EXERCISE REQUIREMENTS: Reproduce all entries word for word.

RECORDS FOR THIS EXERCISE:
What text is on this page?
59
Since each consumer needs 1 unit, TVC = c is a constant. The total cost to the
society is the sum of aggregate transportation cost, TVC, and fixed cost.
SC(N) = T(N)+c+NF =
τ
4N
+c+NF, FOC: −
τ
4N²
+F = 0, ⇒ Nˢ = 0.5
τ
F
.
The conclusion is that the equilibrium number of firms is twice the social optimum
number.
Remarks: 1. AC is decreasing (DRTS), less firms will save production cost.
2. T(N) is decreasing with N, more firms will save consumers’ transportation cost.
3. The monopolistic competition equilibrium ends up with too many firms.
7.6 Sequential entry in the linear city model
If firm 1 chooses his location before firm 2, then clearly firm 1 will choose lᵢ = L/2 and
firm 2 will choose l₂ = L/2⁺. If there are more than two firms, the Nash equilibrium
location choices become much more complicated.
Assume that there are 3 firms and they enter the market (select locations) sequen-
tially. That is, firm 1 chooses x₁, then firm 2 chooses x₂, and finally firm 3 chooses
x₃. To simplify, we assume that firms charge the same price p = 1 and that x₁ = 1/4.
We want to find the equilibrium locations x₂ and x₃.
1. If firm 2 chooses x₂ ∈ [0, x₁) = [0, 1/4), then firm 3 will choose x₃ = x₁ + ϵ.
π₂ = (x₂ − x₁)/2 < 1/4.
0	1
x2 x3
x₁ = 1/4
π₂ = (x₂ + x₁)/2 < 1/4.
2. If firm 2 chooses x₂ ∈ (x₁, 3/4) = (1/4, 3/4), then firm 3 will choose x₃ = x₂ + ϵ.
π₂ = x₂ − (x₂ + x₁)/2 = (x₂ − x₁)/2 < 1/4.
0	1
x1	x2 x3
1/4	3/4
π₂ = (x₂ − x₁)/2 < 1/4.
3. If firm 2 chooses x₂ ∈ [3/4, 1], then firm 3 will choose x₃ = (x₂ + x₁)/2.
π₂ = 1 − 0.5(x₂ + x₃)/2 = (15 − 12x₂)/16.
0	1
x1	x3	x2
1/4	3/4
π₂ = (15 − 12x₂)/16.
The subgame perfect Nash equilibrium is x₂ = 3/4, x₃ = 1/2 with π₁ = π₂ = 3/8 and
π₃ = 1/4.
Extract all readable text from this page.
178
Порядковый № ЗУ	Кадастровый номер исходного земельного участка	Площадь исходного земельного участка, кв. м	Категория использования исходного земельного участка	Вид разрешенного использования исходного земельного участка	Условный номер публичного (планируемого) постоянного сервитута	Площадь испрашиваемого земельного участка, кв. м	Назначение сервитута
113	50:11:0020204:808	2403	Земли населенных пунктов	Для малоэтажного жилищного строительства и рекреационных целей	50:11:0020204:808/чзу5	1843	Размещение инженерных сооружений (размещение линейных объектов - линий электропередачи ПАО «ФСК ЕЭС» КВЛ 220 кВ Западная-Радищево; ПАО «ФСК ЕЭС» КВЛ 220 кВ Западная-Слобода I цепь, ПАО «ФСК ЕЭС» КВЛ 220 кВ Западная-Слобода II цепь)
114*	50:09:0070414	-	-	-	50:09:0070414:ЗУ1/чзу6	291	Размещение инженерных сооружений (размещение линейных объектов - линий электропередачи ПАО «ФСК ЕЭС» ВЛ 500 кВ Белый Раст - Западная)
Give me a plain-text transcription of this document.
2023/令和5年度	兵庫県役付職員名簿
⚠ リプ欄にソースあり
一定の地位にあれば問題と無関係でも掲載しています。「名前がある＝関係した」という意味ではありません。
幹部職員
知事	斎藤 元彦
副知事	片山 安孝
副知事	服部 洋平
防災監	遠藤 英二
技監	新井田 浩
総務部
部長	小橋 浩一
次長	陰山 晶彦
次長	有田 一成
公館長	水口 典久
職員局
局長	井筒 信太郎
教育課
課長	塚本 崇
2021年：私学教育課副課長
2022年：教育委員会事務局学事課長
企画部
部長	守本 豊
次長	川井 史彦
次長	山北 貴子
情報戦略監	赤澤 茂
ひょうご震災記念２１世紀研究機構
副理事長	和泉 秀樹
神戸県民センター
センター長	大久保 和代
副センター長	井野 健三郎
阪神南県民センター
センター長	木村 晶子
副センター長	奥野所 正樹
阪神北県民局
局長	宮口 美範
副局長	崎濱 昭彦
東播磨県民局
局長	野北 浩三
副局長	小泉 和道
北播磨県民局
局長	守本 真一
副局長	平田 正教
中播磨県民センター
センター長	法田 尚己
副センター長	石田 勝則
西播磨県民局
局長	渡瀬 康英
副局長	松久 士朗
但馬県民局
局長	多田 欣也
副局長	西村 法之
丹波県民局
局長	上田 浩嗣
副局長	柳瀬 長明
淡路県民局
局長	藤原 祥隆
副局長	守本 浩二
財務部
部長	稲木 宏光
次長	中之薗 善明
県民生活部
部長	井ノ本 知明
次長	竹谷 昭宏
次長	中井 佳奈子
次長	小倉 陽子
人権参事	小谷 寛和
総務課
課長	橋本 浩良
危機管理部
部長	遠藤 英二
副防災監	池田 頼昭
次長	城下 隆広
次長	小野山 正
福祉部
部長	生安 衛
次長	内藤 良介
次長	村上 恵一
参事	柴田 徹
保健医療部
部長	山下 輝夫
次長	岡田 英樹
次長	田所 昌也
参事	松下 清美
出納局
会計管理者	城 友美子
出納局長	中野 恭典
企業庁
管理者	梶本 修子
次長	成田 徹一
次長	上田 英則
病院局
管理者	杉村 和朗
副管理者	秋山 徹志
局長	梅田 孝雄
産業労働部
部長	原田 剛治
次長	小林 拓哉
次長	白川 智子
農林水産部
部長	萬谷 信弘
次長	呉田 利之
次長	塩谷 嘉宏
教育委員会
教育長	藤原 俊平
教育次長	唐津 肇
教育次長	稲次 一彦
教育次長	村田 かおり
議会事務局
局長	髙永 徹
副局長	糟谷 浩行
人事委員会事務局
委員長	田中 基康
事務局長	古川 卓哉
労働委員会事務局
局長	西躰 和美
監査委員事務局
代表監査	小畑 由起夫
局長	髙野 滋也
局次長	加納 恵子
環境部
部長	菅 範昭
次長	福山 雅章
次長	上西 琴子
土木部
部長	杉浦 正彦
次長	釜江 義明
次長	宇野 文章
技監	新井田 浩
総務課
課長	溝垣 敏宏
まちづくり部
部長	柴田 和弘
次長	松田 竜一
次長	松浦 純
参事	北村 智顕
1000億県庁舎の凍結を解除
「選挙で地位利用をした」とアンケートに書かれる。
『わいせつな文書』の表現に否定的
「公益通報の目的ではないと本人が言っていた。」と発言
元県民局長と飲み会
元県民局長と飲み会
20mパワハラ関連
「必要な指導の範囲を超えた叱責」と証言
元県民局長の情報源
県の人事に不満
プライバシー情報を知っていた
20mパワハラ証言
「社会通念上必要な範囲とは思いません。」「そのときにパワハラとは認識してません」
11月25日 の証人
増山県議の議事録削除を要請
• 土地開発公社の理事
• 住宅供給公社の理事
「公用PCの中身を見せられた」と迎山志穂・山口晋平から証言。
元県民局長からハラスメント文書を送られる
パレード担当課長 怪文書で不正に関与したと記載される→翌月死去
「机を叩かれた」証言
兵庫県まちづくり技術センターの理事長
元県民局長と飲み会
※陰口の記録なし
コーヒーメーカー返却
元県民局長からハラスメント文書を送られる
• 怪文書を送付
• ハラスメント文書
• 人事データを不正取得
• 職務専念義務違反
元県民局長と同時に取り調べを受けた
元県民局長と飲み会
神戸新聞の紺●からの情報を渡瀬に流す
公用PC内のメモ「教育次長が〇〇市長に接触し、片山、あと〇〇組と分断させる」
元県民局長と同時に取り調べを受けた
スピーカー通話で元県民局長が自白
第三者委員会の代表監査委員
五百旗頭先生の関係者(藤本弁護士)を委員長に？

TASK ANSWER:
What text is on this page?
59
Since each consumer needs 1 unit, TVC = c is a constant. The total cost to the
society is the sum of aggregate transportation cost, TVC, and fixed cost.
SC(N) = T(N)+c+NF =
τ
4N
+c+NF, FOC: −
τ
4N²
+F = 0, ⇒ Nˢ = 0.5
τ
F
.
The conclusion is that the equilibrium number of firms is twice the social optimum
number.
Remarks: 1. AC is decreasing (DRTS), less firms will save production cost.
2. T(N) is decreasing with N, more firms will save consumers’ transportation cost.
3. The monopolistic competition equilibrium ends up with too many firms.
7.6 Sequential entry in the linear city model
If firm 1 chooses his location before firm 2, then clearly firm 1 will choose lᵢ = L/2 and
firm 2 will choose l₂ = L/2⁺. If there are more than two firms, the Nash equilibrium
location choices become much more complicated.
Assume that there are 3 firms and they enter the market (select locations) sequen-
tially. That is, firm 1 chooses x₁, then firm 2 chooses x₂, and finally firm 3 chooses
x₃. To simplify, we assume that firms charge the same price p = 1 and that x₁ = 1/4.
We want to find the equilibrium locations x₂ and x₃.
1. If firm 2 chooses x₂ ∈ [0, x₁) = [0, 1/4), then firm 3 will choose x₃ = x₁ + ϵ.
π₂ = (x₂ − x₁)/2 < 1/4.
0	1
x2 x3
x₁ = 1/4
π₂ = (x₂ + x₁)/2 < 1/4.
2. If firm 2 chooses x₂ ∈ (x₁, 3/4) = (1/4, 3/4), then firm 3 will choose x₃ = x₂ + ϵ.
π₂ = x₂ − (x₂ + x₁)/2 = (x₂ − x₁)/2 < 1/4.
0	1
x1	x2 x3
1/4	3/4
π₂ = (x₂ − x₁)/2 < 1/4.
3. If firm 2 chooses x₂ ∈ [3/4, 1], then firm 3 will choose x₃ = (x₂ + x₁)/2.
π₂ = 1 − 0.5(x₂ + x₃)/2 = (15 − 12x₂)/16.
0	1
x1	x3	x2
1/4	3/4
π₂ = (15 − 12x₂)/16.
The subgame perfect Nash equilibrium is x₂ = 3/4, x₃ = 1/2 with π₁ = π₂ = 3/8 and
π₃ = 1/4.
Extract all readable text from this page.
178
Порядковый № ЗУ	Кадастровый номер исходного земельного участка	Площадь исходного земельного участка, кв. м	Категория использования исходного земельного участка	Вид разрешенного использования исходного земельного участка	Условный номер публичного (планируемого) постоянного сервитута	Площадь испрашиваемого земельного участка, кв. м	Назначение сервитута
113	50:11:0020204:808	2403	Земли населенных пунктов	Для малоэтажного жилищного строительства и рекреационных целей	50:11:0020204:808/чзу5	1843	Размещение инженерных сооружений (размещение линейных объектов - линий электропередачи ПАО «ФСК ЕЭС» КВЛ 220 кВ Западная-Радищево; ПАО «ФСК ЕЭС» КВЛ 220 кВ Западная-Слобода I цепь, ПАО «ФСК ЕЭС» КВЛ 220 кВ Западная-Слобода II цепь)
114*	50:09:0070414	-	-	-	50:09:0070414:ЗУ1/чзу6	291	Размещение инженерных сооружений (размещение линейных объектов - линий электропередачи ПАО «ФСК ЕЭС» ВЛ 500 кВ Белый Раст - Западная)
Give me a plain-text transcription of this document.
2023/令和5年度	兵庫県役付職員名簿
⚠ リプ欄にソースあり
一定の地位にあれば問題と無関係でも掲載しています。「名前がある＝関係した」という意味ではありません。
幹部職員
知事	斎藤 元彦
副知事	片山 安孝
副知事	服部 洋平
防災監	遠藤 英二
技監	新井田 浩
総務部
部長	小橋 浩一
次長	陰山 晶彦
次長	有田 一成
公館長	水口 典久
職員局
局長	井筒 信太郎
教育課
課長	塚本 崇
2021年：私学教育課副課長
2022年：教育委員会事務局学事課長
企画部
部長	守本 豊
次長	川井 史彦
次長	山北 貴子
情報戦略監	赤澤 茂
ひょうご震災記念２１世紀研究機構
副理事長	和泉 秀樹
神戸県民センター
センター長	大久保 和代
副センター長	井野 健三郎
阪神南県民センター
センター長	木村 晶子
副センター長	奥野所 正樹
阪神北県民局
局長	宮口 美範
副局長	崎濱 昭彦
東播磨県民局
局長	野北 浩三
副局長	小泉 和道
北播磨県民局
局長	守本 真一
副局長	平田 正教
中播磨県民センター
センター長	法田 尚己
副センター長	石田 勝則
西播磨県民局
局長	渡瀬 康英
副局長	松久 士朗
但馬県民局
局長	多田 欣也
副局長	西村 法之
丹波県民局
局長	上田 浩嗣
副局長	柳瀬 長明
淡路県民局
局長	藤原 祥隆
副局長	守本 浩二
財務部
部長	稲木 宏光
次長	中之薗 善明
県民生活部
部長	井ノ本 知明
次長	竹谷 昭宏
次長	中井 佳奈子
次長	小倉 陽子
人権参事	小谷 寛和
総務課
課長	橋本 浩良
危機管理部
部長	遠藤 英二
副防災監	池田 頼昭
次長	城下 隆広
次長	小野山 正
福祉部
部長	生安 衛
次長	内藤 良介
次長	村上 恵一
参事	柴田 徹
保健医療部
部長	山下 輝夫
次長	岡田 英樹
次長	田所 昌也
参事	松下 清美
出納局
会計管理者	城 友美子
出納局長	中野 恭典
企業庁
管理者	梶本 修子
次長	成田 徹一
次長	上田 英則
病院局
管理者	杉村 和朗
副管理者	秋山 徹志
局長	梅田 孝雄
産業労働部
部長	原田 剛治
次長	小林 拓哉
次長	白川 智子
農林水産部
部長	萬谷 信弘
次長	呉田 利之
次長	塩谷 嘉宏
教育委員会
教育長	藤原 俊平
教育次長	唐津 肇
教育次長	稲次 一彦
教育次長	村田 かおり
議会事務局
局長	髙永 徹
副局長	糟谷 浩行
人事委員会事務局
委員長	田中 基康
事務局長	古川 卓哉
労働委員会事務局
局長	西躰 和美
監査委員事務局
代表監査	小畑 由起夫
局長	髙野 滋也
局次長	加納 恵子
環境部
部長	菅 範昭
次長	福山 雅章
次長	上西 琴子
土木部
部長	杉浦 正彦
次長	釜江 義明
次長	宇野 文章
技監	新井田 浩
総務課
課長	溝垣 敏宏
まちづくり部
部長	柴田 和弘
次長	松田 竜一
次長	松浦 純
参事	北村 智顕
1000億県庁舎の凍結を解除
「選挙で地位利用をした」とアンケートに書かれる。
『わいせつな文書』の表現に否定的
「公益通報の目的ではないと本人が言っていた。」と発言
元県民局長と飲み会
元県民局長と飲み会
20mパワハラ関連
「必要な指導の範囲を超えた叱責」と証言
元県民局長の情報源
県の人事に不満
プライバシー情報を知っていた
20mパワハラ証言
「社会通念上必要な範囲とは思いません。」「そのときにパワハラとは認識してません」
11月25日 の証人
増山県議の議事録削除を要請
• 土地開発公社の理事
• 住宅供給公社の理事
「公用PCの中身を見せられた」と迎山志穂・山口晋平から証言。
元県民局長からハラスメント文書を送られる
パレード担当課長 怪文書で不正に関与したと記載される→翌月死去
「机を叩かれた」証言
兵庫県まちづくり技術センターの理事長
元県民局長と飲み会
※陰口の記録なし
コーヒーメーカー返却
元県民局長からハラスメント文書を送られる
• 怪文書を送付
• ハラスメント文書
• 人事データを不正取得
• 職務専念義務違反
元県民局長と同時に取り調べを受けた
元県民局長と飲み会
神戸新聞の紺●からの情報を渡瀬に流す
公用PC内のメモ「教育次長が〇〇市長に接触し、片山、あと〇〇組と分断させる」
元県民局長と同時に取り調べを受けた
スピーカー通話で元県民局長が自白
第三者委員会の代表監査委員
五百旗頭先生の関係者(藤本弁護士)を委員長に？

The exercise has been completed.